Written task → Reproduce all of the listing below without alteration.

Data for this exercise →

— BEGIN —

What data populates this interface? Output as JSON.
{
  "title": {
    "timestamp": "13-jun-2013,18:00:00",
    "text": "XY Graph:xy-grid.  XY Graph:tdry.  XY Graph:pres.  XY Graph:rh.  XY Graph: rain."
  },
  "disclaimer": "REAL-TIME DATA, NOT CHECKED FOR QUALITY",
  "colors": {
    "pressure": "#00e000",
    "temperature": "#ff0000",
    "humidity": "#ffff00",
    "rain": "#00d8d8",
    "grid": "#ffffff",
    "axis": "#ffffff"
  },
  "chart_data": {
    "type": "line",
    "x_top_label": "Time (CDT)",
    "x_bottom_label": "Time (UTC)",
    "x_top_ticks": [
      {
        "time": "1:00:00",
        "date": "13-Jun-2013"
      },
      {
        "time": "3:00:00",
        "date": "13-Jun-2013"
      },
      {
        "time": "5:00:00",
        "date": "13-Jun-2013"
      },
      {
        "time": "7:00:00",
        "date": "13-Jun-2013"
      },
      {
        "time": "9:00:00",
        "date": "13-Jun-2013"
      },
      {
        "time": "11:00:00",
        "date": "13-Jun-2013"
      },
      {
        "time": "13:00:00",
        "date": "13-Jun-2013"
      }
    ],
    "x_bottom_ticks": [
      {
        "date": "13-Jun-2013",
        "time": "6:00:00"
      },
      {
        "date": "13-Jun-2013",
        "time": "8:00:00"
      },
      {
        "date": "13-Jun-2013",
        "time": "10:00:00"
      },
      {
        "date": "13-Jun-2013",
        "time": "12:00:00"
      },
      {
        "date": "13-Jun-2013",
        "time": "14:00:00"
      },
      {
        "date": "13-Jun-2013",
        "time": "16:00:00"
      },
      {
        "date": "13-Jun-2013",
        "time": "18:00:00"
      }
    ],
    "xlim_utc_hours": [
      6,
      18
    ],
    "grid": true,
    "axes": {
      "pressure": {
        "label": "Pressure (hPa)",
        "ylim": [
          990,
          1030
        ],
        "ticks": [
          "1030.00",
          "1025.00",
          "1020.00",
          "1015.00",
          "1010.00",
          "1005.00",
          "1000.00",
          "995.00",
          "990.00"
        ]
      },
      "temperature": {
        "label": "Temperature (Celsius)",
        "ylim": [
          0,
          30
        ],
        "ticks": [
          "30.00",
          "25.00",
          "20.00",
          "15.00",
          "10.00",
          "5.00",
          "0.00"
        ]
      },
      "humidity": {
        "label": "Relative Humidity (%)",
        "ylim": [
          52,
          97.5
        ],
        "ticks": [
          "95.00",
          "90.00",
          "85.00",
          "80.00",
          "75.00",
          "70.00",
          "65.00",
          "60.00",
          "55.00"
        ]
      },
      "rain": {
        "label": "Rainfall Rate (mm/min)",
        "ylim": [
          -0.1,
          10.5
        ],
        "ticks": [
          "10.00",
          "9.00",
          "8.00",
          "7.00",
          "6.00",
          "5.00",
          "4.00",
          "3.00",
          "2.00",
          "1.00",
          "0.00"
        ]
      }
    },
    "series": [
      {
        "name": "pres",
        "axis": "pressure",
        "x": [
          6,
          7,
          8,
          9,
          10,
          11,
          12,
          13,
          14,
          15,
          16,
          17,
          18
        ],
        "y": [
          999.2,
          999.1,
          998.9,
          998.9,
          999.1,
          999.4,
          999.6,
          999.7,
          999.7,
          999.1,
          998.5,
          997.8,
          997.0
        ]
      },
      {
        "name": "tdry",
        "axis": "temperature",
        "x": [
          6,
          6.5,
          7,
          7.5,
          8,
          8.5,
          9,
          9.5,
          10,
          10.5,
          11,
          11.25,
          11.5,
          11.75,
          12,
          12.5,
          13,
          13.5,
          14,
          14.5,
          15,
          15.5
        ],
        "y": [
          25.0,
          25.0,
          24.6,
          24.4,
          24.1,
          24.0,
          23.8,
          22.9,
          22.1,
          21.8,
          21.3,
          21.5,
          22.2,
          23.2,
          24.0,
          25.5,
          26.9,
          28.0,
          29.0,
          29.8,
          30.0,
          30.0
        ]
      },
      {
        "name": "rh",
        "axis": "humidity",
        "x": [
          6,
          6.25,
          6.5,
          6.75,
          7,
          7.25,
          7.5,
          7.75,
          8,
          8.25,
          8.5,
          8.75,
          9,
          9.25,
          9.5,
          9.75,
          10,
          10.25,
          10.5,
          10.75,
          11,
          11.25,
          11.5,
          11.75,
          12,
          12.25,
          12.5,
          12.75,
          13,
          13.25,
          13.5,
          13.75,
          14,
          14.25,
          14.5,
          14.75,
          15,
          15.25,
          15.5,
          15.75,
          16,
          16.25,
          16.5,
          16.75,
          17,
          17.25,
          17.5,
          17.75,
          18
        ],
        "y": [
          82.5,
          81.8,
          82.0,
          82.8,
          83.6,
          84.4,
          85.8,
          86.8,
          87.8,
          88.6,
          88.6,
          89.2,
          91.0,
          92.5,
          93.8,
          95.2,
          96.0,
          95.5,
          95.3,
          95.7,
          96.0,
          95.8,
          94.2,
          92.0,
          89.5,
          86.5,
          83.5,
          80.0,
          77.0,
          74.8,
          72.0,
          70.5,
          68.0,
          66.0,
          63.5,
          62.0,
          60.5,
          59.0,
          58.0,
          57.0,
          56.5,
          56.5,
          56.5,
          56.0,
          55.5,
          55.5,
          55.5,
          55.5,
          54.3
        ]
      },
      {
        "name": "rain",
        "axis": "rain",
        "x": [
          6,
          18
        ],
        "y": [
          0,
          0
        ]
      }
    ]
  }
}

— END —

Response to the exercise →
What data populates this interface? Output as JSON.
{
  "title": {
    "timestamp": "13-jun-2013,18:00:00",
    "text": "XY Graph:xy-grid.  XY Graph:tdry.  XY Graph:pres.  XY Graph:rh.  XY Graph: rain."
  },
  "disclaimer": "REAL-TIME DATA, NOT CHECKED FOR QUALITY",
  "colors": {
    "pressure": "#00e000",
    "temperature": "#ff0000",
    "humidity": "#ffff00",
    "rain": "#00d8d8",
    "grid": "#ffffff",
    "axis": "#ffffff"
  },
  "chart_data": {
    "type": "line",
    "x_top_label": "Time (CDT)",
    "x_bottom_label": "Time (UTC)",
    "x_top_ticks": [
      {
        "time": "1:00:00",
        "date": "13-Jun-2013"
      },
      {
        "time": "3:00:00",
        "date": "13-Jun-2013"
      },
      {
        "time": "5:00:00",
        "date": "13-Jun-2013"
      },
      {
        "time": "7:00:00",
        "date": "13-Jun-2013"
      },
      {
        "time": "9:00:00",
        "date": "13-Jun-2013"
      },
      {
        "time": "11:00:00",
        "date": "13-Jun-2013"
      },
      {
        "time": "13:00:00",
        "date": "13-Jun-2013"
      }
    ],
    "x_bottom_ticks": [
      {
        "date": "13-Jun-2013",
        "time": "6:00:00"
      },
      {
        "date": "13-Jun-2013",
        "time": "8:00:00"
      },
      {
        "date": "13-Jun-2013",
        "time": "10:00:00"
      },
      {
        "date": "13-Jun-2013",
        "time": "12:00:00"
      },
      {
        "date": "13-Jun-2013",
        "time": "14:00:00"
      },
      {
        "date": "13-Jun-2013",
        "time": "16:00:00"
      },
      {
        "date": "13-Jun-2013",
        "time": "18:00:00"
      }
    ],
    "xlim_utc_hours": [
      6,
      18
    ],
    "grid": true,
    "axes": {
      "pressure": {
        "label": "Pressure (hPa)",
        "ylim": [
          990,
          1030
        ],
        "ticks": [
          "1030.00",
          "1025.00",
          "1020.00",
          "1015.00",
          "1010.00",
          "1005.00",
          "1000.00",
          "995.00",
          "990.00"
        ]
      },
      "temperature": {
        "label": "Temperature (Celsius)",
        "ylim": [
          0,
          30
        ],
        "ticks": [
          "30.00",
          "25.00",
          "20.00",
          "15.00",
          "10.00",
          "5.00",
          "0.00"
        ]
      },
      "humidity": {
        "label": "Relative Humidity (%)",
        "ylim": [
          52,
          97.5
        ],
        "ticks": [
          "95.00",
          "90.00",
          "85.00",
          "80.00",
          "75.00",
          "70.00",
          "65.00",
          "60.00",
          "55.00"
        ]
      },
      "rain": {
        "label": "Rainfall Rate (mm/min)",
        "ylim": [
          -0.1,
          10.5
        ],
        "ticks": [
          "10.00",
          "9.00",
          "8.00",
          "7.00",
          "6.00",
          "5.00",
          "4.00",
          "3.00",
          "2.00",
          "1.00",
          "0.00"
        ]
      }
    },
    "series": [
      {
        "name": "pres",
        "axis": "pressure",
        "x": [
          6,
          7,
          8,
          9,
          10,
          11,
          12,
          13,
          14,
          15,
          16,
          17,
          18
        ],
        "y": [
          999.2,
          999.1,
          998.9,
          998.9,
          999.1,
          999.4,
          999.6,
          999.7,
          999.7,
          999.1,
          998.5,
          997.8,
          997.0
        ]
      },
      {
        "name": "tdry",
        "axis": "temperature",
        "x": [
          6,
          6.5,
          7,
          7.5,
          8,
          8.5,
          9,
          9.5,
          10,
          10.5,
          11,
          11.25,
          11.5,
          11.75,
          12,
          12.5,
          13,
          13.5,
          14,
          14.5,
          15,
          15.5
        ],
        "y": [
          25.0,
          25.0,
          24.6,
          24.4,
          24.1,
          24.0,
          23.8,
          22.9,
          22.1,
          21.8,
          21.3,
          21.5,
          22.2,
          23.2,
          24.0,
          25.5,
          26.9,
          28.0,
          29.0,
          29.8,
          30.0,
          30.0
        ]
      },
      {
        "name": "rh",
        "axis": "humidity",
        "x": [
          6,
          6.25,
          6.5,
          6.75,
          7,
          7.25,
          7.5,
          7.75,
          8,
          8.25,
          8.5,
          8.75,
          9,
          9.25,
          9.5,
          9.75,
          10,
          10.25,
          10.5,
          10.75,
          11,
          11.25,
          11.5,
          11.75,
          12,
          12.25,
          12.5,
          12.75,
          13,
          13.25,
          13.5,
          13.75,
          14,
          14.25,
          14.5,
          14.75,
          15,
          15.25,
          15.5,
          15.75,
          16,
          16.25,
          16.5,
          16.75,
          17,
          17.25,
          17.5,
          17.75,
          18
        ],
        "y": [
          82.5,
          81.8,
          82.0,
          82.8,
          83.6,
          84.4,
          85.8,
          86.8,
          87.8,
          88.6,
          88.6,
          89.2,
          91.0,
          92.5,
          93.8,
          95.2,
          96.0,
          95.5,
          95.3,
          95.7,
          96.0,
          95.8,
          94.2,
          92.0,
          89.5,
          86.5,
          83.5,
          80.0,
          77.0,
          74.8,
          72.0,
          70.5,
          68.0,
          66.0,
          63.5,
          62.0,
          60.5,
          59.0,
          58.0,
          57.0,
          56.5,
          56.5,
          56.5,
          56.0,
          55.5,
          55.5,
          55.5,
          55.5,
          54.3
        ]
      },
      {
        "name": "rain",
        "axis": "rain",
        "x": [
          6,
          18
        ],
        "y": [
          0,
          0
        ]
      }
    ]
  }
}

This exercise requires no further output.